WHAT NEEDS TO BE DONE: Show every line where "true" occurs.

MATERIAL SHOWN:

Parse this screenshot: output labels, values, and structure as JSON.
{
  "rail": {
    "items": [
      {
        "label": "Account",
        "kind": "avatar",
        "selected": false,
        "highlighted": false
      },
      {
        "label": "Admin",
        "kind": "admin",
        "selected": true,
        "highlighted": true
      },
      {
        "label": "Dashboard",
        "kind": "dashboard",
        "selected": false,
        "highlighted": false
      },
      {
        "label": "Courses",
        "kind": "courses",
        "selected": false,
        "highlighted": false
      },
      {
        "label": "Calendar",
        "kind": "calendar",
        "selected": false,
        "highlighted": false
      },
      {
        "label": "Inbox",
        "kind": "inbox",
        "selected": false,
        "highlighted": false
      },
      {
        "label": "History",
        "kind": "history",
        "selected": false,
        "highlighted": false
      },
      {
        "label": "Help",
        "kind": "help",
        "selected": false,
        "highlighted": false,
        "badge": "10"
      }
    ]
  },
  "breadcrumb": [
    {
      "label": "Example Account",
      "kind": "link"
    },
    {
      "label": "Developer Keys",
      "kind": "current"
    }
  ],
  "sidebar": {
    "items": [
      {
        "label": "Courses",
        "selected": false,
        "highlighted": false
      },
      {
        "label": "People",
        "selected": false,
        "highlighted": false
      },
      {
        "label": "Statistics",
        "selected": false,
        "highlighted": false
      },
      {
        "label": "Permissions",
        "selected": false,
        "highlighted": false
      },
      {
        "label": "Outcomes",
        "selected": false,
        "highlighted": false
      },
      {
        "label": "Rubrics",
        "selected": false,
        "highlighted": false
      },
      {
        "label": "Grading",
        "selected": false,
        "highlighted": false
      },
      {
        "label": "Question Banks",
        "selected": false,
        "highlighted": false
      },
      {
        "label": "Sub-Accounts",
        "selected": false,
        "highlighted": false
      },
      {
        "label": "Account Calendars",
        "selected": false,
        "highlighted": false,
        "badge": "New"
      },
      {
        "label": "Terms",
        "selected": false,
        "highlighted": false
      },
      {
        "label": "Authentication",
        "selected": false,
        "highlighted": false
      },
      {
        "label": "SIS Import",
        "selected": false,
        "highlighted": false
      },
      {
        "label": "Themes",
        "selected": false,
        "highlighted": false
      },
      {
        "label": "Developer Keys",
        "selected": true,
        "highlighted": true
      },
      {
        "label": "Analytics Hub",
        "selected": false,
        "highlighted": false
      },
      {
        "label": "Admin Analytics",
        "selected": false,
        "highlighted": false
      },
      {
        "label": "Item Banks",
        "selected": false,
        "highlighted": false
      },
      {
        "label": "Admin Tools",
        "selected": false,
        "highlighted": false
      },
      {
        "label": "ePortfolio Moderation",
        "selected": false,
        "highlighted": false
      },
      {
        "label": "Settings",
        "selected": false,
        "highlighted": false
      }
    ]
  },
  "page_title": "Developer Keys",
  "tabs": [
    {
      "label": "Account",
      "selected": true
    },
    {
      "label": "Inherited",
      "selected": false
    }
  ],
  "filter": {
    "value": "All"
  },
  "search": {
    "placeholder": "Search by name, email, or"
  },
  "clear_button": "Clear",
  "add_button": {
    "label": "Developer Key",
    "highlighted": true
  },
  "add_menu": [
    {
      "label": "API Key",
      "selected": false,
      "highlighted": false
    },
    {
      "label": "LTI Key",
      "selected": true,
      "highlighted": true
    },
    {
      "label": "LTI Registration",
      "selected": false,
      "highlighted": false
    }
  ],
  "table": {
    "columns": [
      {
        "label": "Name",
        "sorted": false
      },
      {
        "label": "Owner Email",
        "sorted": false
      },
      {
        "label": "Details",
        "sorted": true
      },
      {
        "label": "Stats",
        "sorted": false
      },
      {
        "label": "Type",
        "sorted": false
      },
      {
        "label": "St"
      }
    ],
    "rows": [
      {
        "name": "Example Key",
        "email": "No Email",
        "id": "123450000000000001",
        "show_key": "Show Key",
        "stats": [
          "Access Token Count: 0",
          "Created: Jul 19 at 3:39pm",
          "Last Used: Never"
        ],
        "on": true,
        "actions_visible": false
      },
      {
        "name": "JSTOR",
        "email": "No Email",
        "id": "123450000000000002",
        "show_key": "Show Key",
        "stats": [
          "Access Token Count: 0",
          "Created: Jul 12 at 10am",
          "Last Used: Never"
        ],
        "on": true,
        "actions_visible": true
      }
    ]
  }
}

SOLVED PROBLEM:
        "selected": true,
        "highlighted": true
        "selected": true,
        "highlighted": true
      "selected": true
    "highlighted": true
      "selected": true,
      "highlighted": true
        "sorted": true
        "on": true,
        "on": true,
        "actions_visible": true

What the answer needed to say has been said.